● WHAT IS REQUIRED: Can you find the lines of the listing that include "under" and copy every one?

Entries with figure data:

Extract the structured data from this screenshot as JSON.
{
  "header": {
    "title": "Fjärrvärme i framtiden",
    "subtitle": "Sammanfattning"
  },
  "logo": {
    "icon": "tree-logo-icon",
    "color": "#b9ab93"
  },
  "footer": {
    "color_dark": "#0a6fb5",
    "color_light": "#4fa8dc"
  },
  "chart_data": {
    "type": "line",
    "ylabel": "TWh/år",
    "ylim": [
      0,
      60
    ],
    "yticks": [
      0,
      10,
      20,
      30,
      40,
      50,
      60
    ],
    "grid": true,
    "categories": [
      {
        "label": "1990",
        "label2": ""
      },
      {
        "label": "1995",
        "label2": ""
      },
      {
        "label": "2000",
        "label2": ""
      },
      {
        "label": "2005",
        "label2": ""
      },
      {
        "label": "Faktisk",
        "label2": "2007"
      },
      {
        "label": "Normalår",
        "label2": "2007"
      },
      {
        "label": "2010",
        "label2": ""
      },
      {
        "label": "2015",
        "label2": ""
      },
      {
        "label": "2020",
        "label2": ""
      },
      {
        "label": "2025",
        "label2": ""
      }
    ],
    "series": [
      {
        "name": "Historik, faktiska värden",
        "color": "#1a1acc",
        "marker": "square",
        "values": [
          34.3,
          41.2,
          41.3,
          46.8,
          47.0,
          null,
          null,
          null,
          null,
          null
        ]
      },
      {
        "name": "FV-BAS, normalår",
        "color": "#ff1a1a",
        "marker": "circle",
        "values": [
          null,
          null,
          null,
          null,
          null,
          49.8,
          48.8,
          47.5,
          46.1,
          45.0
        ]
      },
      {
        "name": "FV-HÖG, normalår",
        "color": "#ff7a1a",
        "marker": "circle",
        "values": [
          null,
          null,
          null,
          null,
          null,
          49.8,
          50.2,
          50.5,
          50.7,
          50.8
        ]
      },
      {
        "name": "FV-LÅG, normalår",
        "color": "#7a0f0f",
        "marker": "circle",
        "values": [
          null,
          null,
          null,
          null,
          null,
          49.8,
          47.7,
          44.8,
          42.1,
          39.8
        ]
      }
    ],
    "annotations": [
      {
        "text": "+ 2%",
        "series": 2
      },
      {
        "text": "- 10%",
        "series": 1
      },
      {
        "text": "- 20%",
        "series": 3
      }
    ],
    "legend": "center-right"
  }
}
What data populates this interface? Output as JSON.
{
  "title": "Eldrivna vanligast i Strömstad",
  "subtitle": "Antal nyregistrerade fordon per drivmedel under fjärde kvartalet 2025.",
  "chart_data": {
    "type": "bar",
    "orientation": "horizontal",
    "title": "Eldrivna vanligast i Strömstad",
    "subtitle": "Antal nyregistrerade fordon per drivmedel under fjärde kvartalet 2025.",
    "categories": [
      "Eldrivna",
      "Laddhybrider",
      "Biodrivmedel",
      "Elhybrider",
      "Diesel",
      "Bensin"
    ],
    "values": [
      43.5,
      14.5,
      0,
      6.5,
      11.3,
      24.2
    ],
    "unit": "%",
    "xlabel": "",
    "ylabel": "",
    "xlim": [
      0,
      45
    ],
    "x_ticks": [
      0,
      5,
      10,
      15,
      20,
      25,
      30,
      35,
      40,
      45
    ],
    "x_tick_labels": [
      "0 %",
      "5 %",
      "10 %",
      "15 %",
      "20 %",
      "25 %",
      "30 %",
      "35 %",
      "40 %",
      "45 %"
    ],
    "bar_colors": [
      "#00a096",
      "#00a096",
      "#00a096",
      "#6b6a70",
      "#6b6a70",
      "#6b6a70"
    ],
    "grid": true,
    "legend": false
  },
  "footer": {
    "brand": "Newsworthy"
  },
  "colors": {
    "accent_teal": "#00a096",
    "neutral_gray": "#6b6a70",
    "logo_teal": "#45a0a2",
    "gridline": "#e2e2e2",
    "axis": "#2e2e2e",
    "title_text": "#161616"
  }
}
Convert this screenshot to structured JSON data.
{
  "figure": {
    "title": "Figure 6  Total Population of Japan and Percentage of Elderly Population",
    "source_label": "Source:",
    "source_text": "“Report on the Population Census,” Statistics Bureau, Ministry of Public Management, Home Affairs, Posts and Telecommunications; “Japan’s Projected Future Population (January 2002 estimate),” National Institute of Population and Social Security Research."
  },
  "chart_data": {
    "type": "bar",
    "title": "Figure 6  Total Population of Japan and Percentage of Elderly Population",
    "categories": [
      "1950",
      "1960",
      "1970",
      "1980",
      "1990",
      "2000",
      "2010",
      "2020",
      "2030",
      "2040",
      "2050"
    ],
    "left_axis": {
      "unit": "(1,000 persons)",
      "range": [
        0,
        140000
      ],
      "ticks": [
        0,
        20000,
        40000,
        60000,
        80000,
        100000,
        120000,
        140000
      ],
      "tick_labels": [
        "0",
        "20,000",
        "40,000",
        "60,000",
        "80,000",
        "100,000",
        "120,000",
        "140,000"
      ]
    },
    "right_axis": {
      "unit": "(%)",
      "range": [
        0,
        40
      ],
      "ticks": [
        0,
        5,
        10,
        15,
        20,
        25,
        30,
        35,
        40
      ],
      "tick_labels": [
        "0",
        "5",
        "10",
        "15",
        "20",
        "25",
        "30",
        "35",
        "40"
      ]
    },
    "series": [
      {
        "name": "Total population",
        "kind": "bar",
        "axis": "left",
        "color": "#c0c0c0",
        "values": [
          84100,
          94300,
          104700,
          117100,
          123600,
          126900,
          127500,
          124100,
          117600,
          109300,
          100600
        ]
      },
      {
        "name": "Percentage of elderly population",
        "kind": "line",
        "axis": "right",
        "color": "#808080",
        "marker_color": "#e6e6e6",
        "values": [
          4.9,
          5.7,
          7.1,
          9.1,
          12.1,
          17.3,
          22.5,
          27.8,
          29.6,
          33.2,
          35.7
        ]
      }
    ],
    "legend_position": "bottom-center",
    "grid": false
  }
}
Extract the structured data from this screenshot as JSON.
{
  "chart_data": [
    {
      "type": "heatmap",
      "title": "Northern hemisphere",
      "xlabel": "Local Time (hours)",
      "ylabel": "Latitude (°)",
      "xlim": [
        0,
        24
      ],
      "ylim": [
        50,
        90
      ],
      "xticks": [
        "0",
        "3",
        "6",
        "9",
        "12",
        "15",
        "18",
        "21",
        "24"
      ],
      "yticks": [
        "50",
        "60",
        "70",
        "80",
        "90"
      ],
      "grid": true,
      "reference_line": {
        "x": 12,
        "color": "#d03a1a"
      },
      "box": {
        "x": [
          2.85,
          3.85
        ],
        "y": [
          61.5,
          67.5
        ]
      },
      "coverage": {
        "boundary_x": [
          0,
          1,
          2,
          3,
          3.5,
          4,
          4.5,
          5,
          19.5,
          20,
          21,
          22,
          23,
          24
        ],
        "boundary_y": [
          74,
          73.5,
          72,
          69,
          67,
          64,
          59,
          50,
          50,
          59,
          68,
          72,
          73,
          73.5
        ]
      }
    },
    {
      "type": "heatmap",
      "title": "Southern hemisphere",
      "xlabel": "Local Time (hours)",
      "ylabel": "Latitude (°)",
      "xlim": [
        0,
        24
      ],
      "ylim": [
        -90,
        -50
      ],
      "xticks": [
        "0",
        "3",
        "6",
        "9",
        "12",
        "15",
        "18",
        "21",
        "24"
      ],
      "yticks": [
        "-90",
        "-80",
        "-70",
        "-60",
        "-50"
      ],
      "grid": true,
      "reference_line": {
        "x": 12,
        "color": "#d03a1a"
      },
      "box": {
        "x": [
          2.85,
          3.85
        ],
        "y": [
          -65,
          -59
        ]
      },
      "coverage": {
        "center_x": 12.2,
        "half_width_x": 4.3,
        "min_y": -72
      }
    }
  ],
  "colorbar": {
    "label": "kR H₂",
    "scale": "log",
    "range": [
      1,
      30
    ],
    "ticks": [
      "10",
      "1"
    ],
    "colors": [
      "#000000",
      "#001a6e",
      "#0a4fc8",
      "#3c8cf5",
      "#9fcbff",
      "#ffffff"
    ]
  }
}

● RESULT OF THE TASK:
  "subtitle": "Antal nyregistrerade fordon per drivmedel under fjärde kvartalet 2025.",
    "subtitle": "Antal nyregistrerade fordon per drivmedel under fjärde kvartalet 2025.",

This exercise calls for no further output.